• _Collected data_:

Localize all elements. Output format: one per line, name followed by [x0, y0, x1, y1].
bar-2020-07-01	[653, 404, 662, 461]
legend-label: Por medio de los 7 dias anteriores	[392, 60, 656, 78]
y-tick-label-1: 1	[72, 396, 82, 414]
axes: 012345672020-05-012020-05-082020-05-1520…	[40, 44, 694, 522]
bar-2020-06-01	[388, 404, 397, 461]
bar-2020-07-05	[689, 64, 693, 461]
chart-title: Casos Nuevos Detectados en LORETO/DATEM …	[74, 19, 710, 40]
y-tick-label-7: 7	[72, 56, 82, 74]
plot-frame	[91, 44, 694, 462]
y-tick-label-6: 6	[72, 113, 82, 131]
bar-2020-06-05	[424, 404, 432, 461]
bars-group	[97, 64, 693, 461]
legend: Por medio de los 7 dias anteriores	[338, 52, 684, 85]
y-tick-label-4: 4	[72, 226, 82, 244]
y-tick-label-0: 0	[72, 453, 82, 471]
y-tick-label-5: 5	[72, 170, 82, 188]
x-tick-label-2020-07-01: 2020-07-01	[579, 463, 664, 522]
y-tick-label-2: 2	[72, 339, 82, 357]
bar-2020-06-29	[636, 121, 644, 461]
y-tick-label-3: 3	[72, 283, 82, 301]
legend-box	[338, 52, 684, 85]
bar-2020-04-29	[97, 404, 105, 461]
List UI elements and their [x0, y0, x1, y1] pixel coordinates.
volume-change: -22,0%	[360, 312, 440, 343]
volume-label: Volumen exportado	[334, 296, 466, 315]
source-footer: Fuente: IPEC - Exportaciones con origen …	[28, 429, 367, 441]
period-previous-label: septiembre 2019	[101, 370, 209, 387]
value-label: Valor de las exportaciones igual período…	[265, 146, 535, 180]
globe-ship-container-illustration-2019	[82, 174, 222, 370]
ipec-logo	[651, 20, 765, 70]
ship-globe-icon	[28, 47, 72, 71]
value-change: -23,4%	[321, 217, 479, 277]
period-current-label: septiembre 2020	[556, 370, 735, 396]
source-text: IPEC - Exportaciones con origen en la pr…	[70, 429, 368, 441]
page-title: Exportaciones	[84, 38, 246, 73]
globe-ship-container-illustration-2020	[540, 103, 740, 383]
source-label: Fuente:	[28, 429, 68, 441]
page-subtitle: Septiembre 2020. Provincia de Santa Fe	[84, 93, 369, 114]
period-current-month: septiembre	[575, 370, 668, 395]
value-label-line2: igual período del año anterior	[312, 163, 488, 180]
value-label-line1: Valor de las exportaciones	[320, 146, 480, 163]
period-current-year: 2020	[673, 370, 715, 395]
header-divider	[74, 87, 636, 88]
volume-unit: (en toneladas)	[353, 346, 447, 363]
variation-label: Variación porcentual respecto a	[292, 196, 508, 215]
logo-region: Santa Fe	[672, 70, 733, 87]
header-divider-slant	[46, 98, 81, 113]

• _Direction_: Quote every line of the records above verbatim, from the first line to the last, changing nothing.

• _Result of the exercise_:
Localize all elements. Output format: one per line, name followed by [x0, y0, x1, y1].
bar-2020-07-01	[653, 404, 662, 461]
legend-label: Por medio de los 7 dias anteriores	[392, 60, 656, 78]
y-tick-label-1: 1	[72, 396, 82, 414]
axes: 012345672020-05-012020-05-082020-05-1520…	[40, 44, 694, 522]
bar-2020-06-01	[388, 404, 397, 461]
bar-2020-07-05	[689, 64, 693, 461]
chart-title: Casos Nuevos Detectados en LORETO/DATEM …	[74, 19, 710, 40]
y-tick-label-7: 7	[72, 56, 82, 74]
plot-frame	[91, 44, 694, 462]
y-tick-label-6: 6	[72, 113, 82, 131]
bar-2020-06-05	[424, 404, 432, 461]
bars-group	[97, 64, 693, 461]
legend: Por medio de los 7 dias anteriores	[338, 52, 684, 85]
y-tick-label-4: 4	[72, 226, 82, 244]
y-tick-label-0: 0	[72, 453, 82, 471]
y-tick-label-5: 5	[72, 170, 82, 188]
x-tick-label-2020-07-01: 2020-07-01	[579, 463, 664, 522]
y-tick-label-2: 2	[72, 339, 82, 357]
bar-2020-06-29	[636, 121, 644, 461]
y-tick-label-3: 3	[72, 283, 82, 301]
legend-box	[338, 52, 684, 85]
bar-2020-04-29	[97, 404, 105, 461]
List UI elements and their [x0, y0, x1, y1] pixel coordinates.
volume-change: -22,0%	[360, 312, 440, 343]
volume-label: Volumen exportado	[334, 296, 466, 315]
source-footer: Fuente: IPEC - Exportaciones con origen …	[28, 429, 367, 441]
period-previous-label: septiembre 2019	[101, 370, 209, 387]
value-label: Valor de las exportaciones igual período…	[265, 146, 535, 180]
globe-ship-container-illustration-2019	[82, 174, 222, 370]
ipec-logo	[651, 20, 765, 70]
ship-globe-icon	[28, 47, 72, 71]
value-change: -23,4%	[321, 217, 479, 277]
period-current-label: septiembre 2020	[556, 370, 735, 396]
source-text: IPEC - Exportaciones con origen en la pr…	[70, 429, 368, 441]
page-title: Exportaciones	[84, 38, 246, 73]
globe-ship-container-illustration-2020	[540, 103, 740, 383]
source-label: Fuente:	[28, 429, 68, 441]
page-subtitle: Septiembre 2020. Provincia de Santa Fe	[84, 93, 369, 114]
period-current-month: septiembre	[575, 370, 668, 395]
value-label-line2: igual período del año anterior	[312, 163, 488, 180]
value-label-line1: Valor de las exportaciones	[320, 146, 480, 163]
period-current-year: 2020	[673, 370, 715, 395]
header-divider	[74, 87, 636, 88]
volume-unit: (en toneladas)	[353, 346, 447, 363]
variation-label: Variación porcentual respecto a	[292, 196, 508, 215]
logo-region: Santa Fe	[672, 70, 733, 87]
header-divider-slant	[46, 98, 81, 113]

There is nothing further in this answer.